- What is expected
Find every line in the records below that contains the word "Read", and copy each such line.

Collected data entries
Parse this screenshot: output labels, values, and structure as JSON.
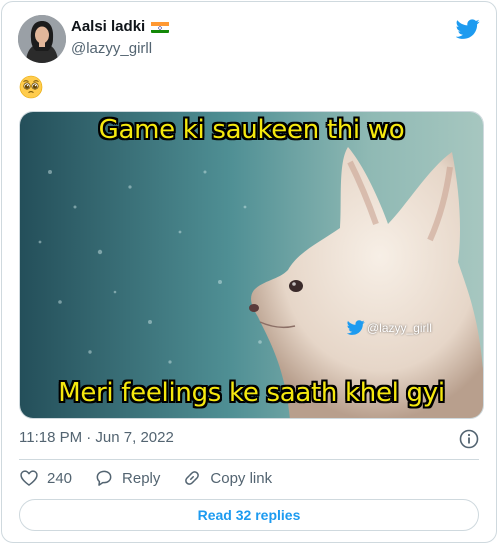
{
  "author": {
    "name": "Aalsi ladki",
    "handle": "@lazyy_girll",
    "flag_icon": "india-flag-icon"
  },
  "tweet": {
    "emoji": "🥺",
    "media": {
      "top_caption": "Game ki saukeen thi wo",
      "bottom_caption": "Meri feelings ke saath khel gyi",
      "watermark": "@lazyy_girll"
    },
    "timestamp": "11:18 PM · Jun 7, 2022"
  },
  "actions": {
    "like_count": "240",
    "reply_label": "Reply",
    "copy_label": "Copy link"
  },
  "read_replies_label": "Read 32 replies",
  "colors": {
    "accent": "#1d9bf0",
    "secondary_text": "#536471",
    "caption": "#f5e80e"
  }
}
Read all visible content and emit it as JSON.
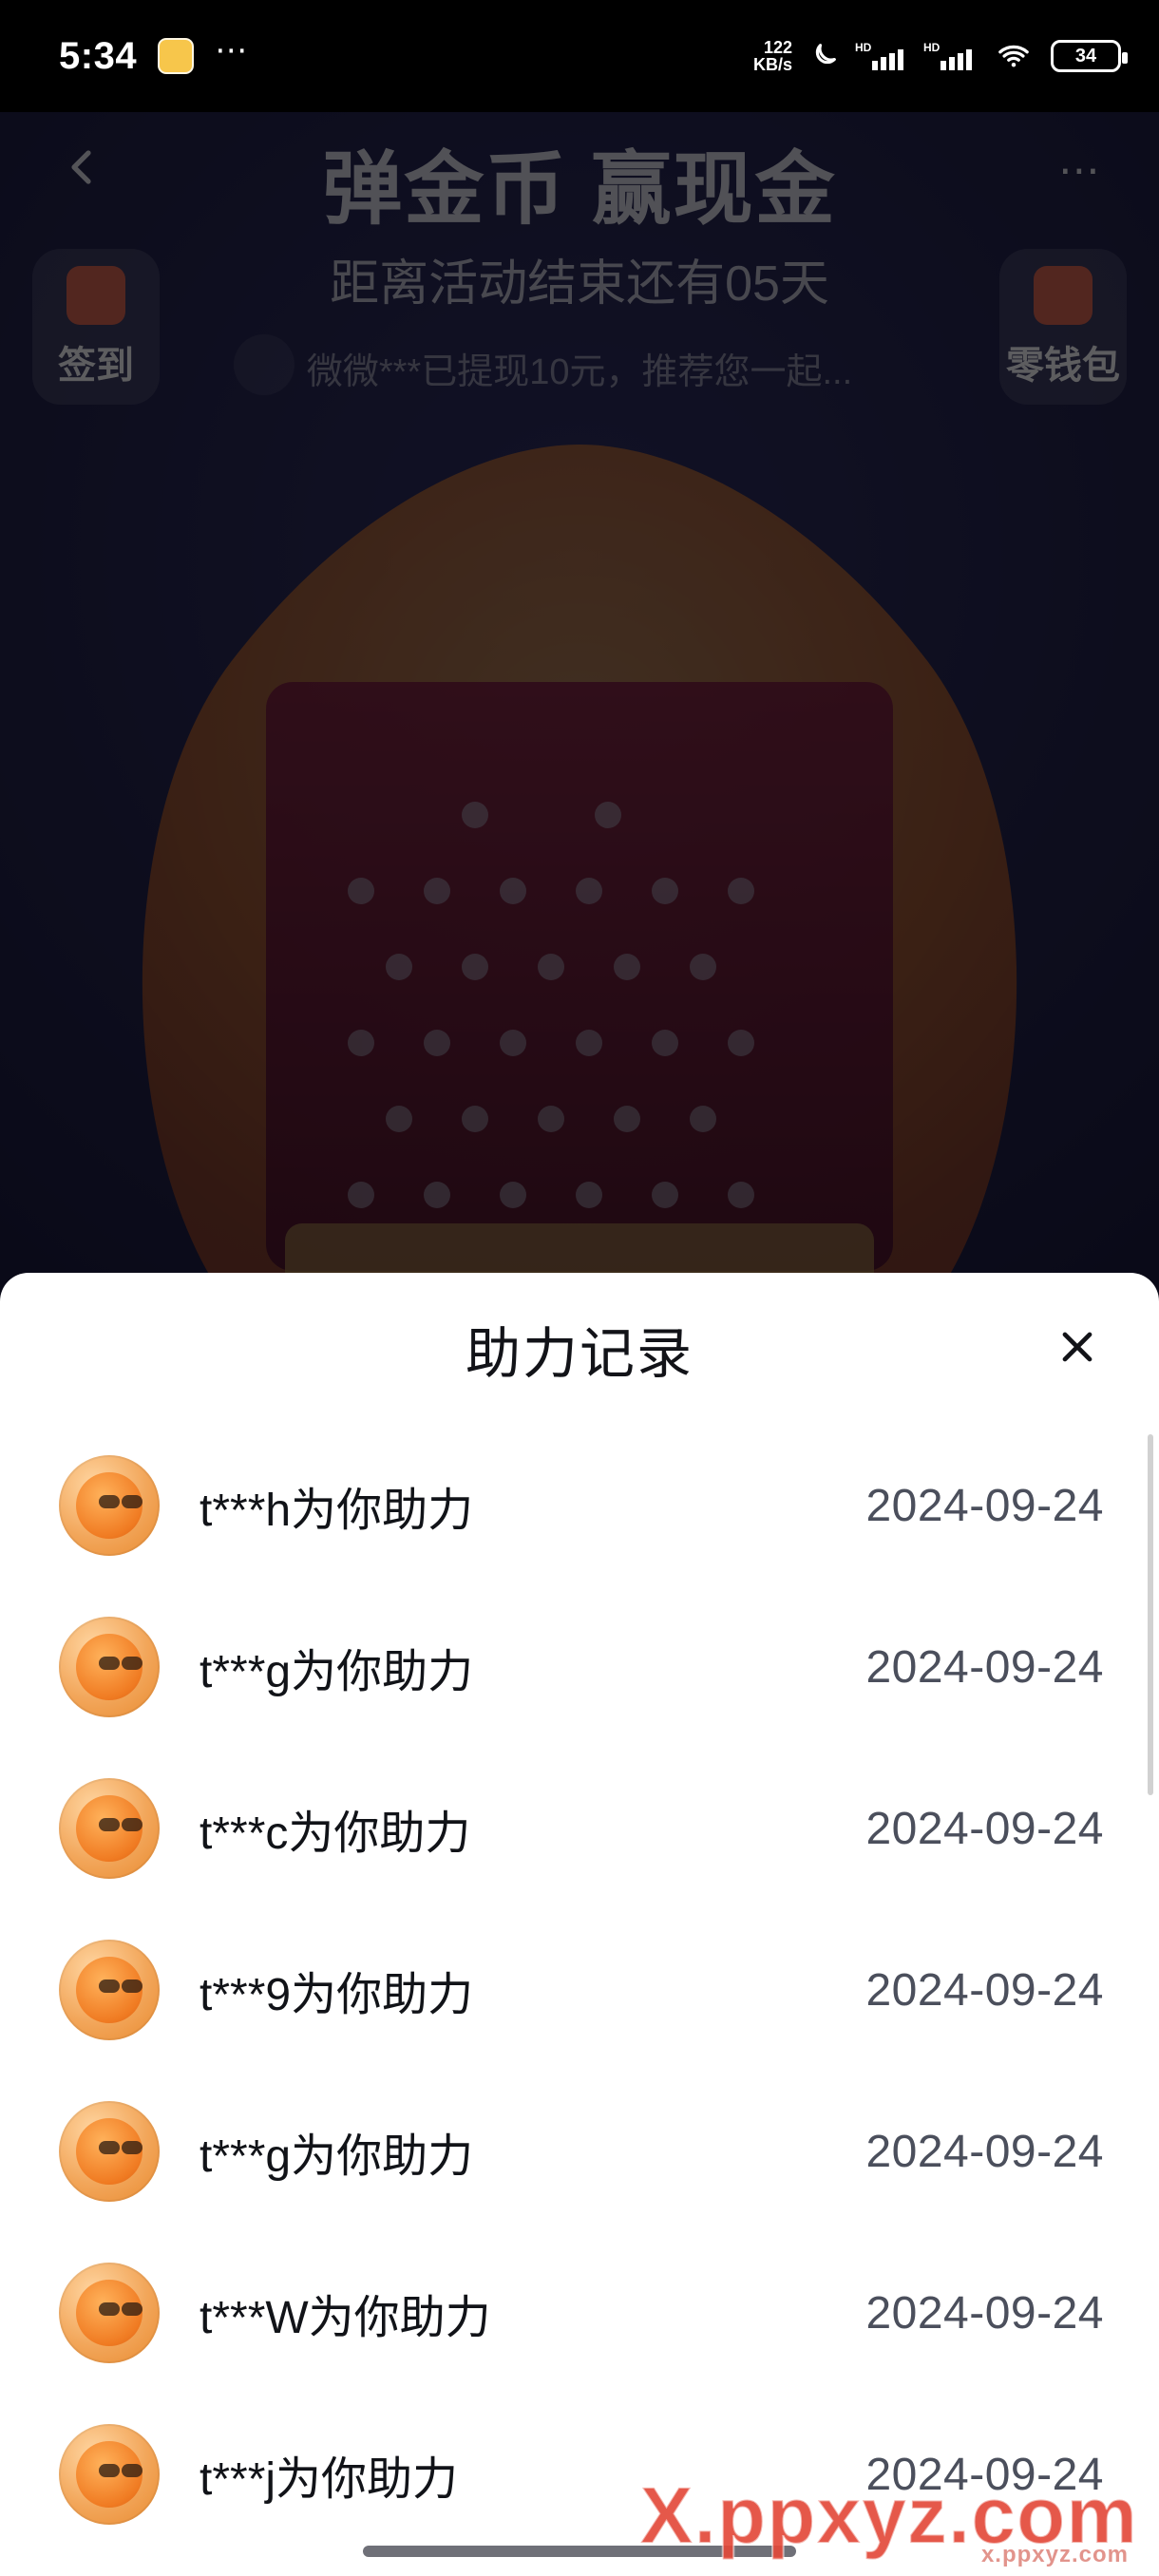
{
  "status_bar": {
    "time": "5:34",
    "network_speed_top": "122",
    "network_speed_bottom": "KB/s",
    "battery": "34",
    "icons": [
      "note-icon",
      "more-dots-icon",
      "moon-icon",
      "signal-hd-icon",
      "signal-hd-icon",
      "wifi-icon",
      "battery-icon"
    ]
  },
  "background_app": {
    "title": "弹金币 赢现金",
    "subtitle": "距离活动结束还有05天",
    "ticker": "微微***已提现10元，推荐您一起...",
    "left_button_label": "签到",
    "right_button_label": "零钱包",
    "colors": {
      "accent_orange": "#f59a2f",
      "accent_red": "#d94a3a"
    }
  },
  "sheet": {
    "title": "助力记录",
    "records": [
      {
        "text": "t***h为你助力",
        "date": "2024-09-24"
      },
      {
        "text": "t***g为你助力",
        "date": "2024-09-24"
      },
      {
        "text": "t***c为你助力",
        "date": "2024-09-24"
      },
      {
        "text": "t***9为你助力",
        "date": "2024-09-24"
      },
      {
        "text": "t***g为你助力",
        "date": "2024-09-24"
      },
      {
        "text": "t***W为你助力",
        "date": "2024-09-24"
      },
      {
        "text": "t***j为你助力",
        "date": "2024-09-24"
      }
    ]
  },
  "watermark": {
    "main": "X.ppxyz.com",
    "sub": "x.ppxyz.com"
  }
}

- Exercise answer
  "read_replies_label": "Read 32 replies",
Read all visible content and emit it as JSON.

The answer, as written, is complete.